_Required task_: Look through the data below and return each line where "name" appears.

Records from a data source
▬▬▬▬▬▬▬▬▬▬
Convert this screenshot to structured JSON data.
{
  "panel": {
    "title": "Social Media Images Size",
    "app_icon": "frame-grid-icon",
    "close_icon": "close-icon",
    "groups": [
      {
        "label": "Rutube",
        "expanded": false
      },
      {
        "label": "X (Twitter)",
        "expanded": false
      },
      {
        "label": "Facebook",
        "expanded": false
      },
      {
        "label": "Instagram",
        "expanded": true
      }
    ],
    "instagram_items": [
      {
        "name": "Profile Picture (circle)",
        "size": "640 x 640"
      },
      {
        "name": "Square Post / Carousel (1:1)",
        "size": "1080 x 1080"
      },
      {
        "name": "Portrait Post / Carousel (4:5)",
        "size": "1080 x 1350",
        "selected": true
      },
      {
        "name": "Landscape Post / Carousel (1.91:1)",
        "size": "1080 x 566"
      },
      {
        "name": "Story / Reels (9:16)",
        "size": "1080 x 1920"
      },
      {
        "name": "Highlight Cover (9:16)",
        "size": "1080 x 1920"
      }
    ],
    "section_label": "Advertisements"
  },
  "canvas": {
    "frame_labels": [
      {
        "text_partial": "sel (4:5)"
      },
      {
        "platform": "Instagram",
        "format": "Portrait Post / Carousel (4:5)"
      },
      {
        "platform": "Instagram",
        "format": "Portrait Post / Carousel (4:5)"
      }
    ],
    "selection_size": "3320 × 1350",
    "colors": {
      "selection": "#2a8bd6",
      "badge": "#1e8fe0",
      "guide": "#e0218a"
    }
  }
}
▬▬▬▬▬▬▬▬▬▬
_Result of this task_:
        "name": "Profile Picture (circle)",
        "name": "Square Post / Carousel (1:1)",
        "name": "Portrait Post / Carousel (4:5)",
        "name": "Landscape Post / Carousel (1.91:1)",
        "name": "Story / Reels (9:16)",
        "name": "Highlight Cover (9:16)",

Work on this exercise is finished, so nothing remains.